- [THE PROBLEM]:
Are you able to retype all the records below exactly?
[begin PROVIDED DATA]
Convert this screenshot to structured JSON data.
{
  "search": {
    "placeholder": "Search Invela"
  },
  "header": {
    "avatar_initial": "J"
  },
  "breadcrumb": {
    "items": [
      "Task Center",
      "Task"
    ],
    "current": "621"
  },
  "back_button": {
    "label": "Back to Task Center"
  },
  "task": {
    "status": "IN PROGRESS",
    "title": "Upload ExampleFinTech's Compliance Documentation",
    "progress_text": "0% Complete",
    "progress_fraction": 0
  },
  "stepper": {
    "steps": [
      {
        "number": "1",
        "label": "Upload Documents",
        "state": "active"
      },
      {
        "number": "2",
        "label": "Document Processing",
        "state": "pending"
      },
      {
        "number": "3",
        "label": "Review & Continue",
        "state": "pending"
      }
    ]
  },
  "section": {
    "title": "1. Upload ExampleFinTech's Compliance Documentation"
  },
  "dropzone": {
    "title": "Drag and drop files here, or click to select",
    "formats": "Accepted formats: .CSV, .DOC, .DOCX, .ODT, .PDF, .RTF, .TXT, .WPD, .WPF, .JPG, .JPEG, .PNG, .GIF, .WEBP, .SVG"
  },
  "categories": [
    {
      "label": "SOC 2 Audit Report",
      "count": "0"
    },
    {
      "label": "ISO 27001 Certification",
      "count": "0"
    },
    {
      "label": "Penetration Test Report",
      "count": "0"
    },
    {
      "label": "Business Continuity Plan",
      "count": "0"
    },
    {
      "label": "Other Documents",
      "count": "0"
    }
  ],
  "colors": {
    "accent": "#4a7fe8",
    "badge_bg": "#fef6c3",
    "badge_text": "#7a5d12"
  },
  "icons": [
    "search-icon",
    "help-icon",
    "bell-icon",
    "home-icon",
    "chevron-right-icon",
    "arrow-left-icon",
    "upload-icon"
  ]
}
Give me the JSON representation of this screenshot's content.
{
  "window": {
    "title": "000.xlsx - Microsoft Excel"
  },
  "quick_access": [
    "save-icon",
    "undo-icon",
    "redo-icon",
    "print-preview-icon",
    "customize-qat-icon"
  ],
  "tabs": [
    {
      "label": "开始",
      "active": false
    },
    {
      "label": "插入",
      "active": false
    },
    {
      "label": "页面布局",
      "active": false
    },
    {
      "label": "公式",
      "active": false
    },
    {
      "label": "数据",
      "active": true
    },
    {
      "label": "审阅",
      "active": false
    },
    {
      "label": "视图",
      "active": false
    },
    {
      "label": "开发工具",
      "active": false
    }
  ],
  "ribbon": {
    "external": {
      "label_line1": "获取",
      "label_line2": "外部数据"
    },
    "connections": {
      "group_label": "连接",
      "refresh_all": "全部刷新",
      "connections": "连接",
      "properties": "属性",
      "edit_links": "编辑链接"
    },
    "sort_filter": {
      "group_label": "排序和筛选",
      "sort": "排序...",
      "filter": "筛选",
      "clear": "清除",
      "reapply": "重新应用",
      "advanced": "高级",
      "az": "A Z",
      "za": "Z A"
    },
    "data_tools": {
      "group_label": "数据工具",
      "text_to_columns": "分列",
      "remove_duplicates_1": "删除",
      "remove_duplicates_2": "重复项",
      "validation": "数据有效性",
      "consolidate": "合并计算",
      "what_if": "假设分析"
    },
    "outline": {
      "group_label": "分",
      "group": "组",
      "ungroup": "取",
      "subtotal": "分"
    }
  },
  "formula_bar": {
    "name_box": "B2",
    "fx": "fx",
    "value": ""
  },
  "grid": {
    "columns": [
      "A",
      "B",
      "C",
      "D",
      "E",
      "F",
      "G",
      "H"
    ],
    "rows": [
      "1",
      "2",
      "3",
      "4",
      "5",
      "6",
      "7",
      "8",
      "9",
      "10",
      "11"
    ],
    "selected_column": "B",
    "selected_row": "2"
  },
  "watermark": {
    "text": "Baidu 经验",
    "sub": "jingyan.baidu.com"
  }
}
[end PROVIDED DATA]
- [FULL OUTPUT]:
Convert this screenshot to structured JSON data.
{
  "search": {
    "placeholder": "Search Invela"
  },
  "header": {
    "avatar_initial": "J"
  },
  "breadcrumb": {
    "items": [
      "Task Center",
      "Task"
    ],
    "current": "621"
  },
  "back_button": {
    "label": "Back to Task Center"
  },
  "task": {
    "status": "IN PROGRESS",
    "title": "Upload ExampleFinTech's Compliance Documentation",
    "progress_text": "0% Complete",
    "progress_fraction": 0
  },
  "stepper": {
    "steps": [
      {
        "number": "1",
        "label": "Upload Documents",
        "state": "active"
      },
      {
        "number": "2",
        "label": "Document Processing",
        "state": "pending"
      },
      {
        "number": "3",
        "label": "Review & Continue",
        "state": "pending"
      }
    ]
  },
  "section": {
    "title": "1. Upload ExampleFinTech's Compliance Documentation"
  },
  "dropzone": {
    "title": "Drag and drop files here, or click to select",
    "formats": "Accepted formats: .CSV, .DOC, .DOCX, .ODT, .PDF, .RTF, .TXT, .WPD, .WPF, .JPG, .JPEG, .PNG, .GIF, .WEBP, .SVG"
  },
  "categories": [
    {
      "label": "SOC 2 Audit Report",
      "count": "0"
    },
    {
      "label": "ISO 27001 Certification",
      "count": "0"
    },
    {
      "label": "Penetration Test Report",
      "count": "0"
    },
    {
      "label": "Business Continuity Plan",
      "count": "0"
    },
    {
      "label": "Other Documents",
      "count": "0"
    }
  ],
  "colors": {
    "accent": "#4a7fe8",
    "badge_bg": "#fef6c3",
    "badge_text": "#7a5d12"
  },
  "icons": [
    "search-icon",
    "help-icon",
    "bell-icon",
    "home-icon",
    "chevron-right-icon",
    "arrow-left-icon",
    "upload-icon"
  ]
}
Give me the JSON representation of this screenshot's content.
{
  "window": {
    "title": "000.xlsx - Microsoft Excel"
  },
  "quick_access": [
    "save-icon",
    "undo-icon",
    "redo-icon",
    "print-preview-icon",
    "customize-qat-icon"
  ],
  "tabs": [
    {
      "label": "开始",
      "active": false
    },
    {
      "label": "插入",
      "active": false
    },
    {
      "label": "页面布局",
      "active": false
    },
    {
      "label": "公式",
      "active": false
    },
    {
      "label": "数据",
      "active": true
    },
    {
      "label": "审阅",
      "active": false
    },
    {
      "label": "视图",
      "active": false
    },
    {
      "label": "开发工具",
      "active": false
    }
  ],
  "ribbon": {
    "external": {
      "label_line1": "获取",
      "label_line2": "外部数据"
    },
    "connections": {
      "group_label": "连接",
      "refresh_all": "全部刷新",
      "connections": "连接",
      "properties": "属性",
      "edit_links": "编辑链接"
    },
    "sort_filter": {
      "group_label": "排序和筛选",
      "sort": "排序...",
      "filter": "筛选",
      "clear": "清除",
      "reapply": "重新应用",
      "advanced": "高级",
      "az": "A Z",
      "za": "Z A"
    },
    "data_tools": {
      "group_label": "数据工具",
      "text_to_columns": "分列",
      "remove_duplicates_1": "删除",
      "remove_duplicates_2": "重复项",
      "validation": "数据有效性",
      "consolidate": "合并计算",
      "what_if": "假设分析"
    },
    "outline": {
      "group_label": "分",
      "group": "组",
      "ungroup": "取",
      "subtotal": "分"
    }
  },
  "formula_bar": {
    "name_box": "B2",
    "fx": "fx",
    "value": ""
  },
  "grid": {
    "columns": [
      "A",
      "B",
      "C",
      "D",
      "E",
      "F",
      "G",
      "H"
    ],
    "rows": [
      "1",
      "2",
      "3",
      "4",
      "5",
      "6",
      "7",
      "8",
      "9",
      "10",
      "11"
    ],
    "selected_column": "B",
    "selected_row": "2"
  },
  "watermark": {
    "text": "Baidu 经验",
    "sub": "jingyan.baidu.com"
  }
}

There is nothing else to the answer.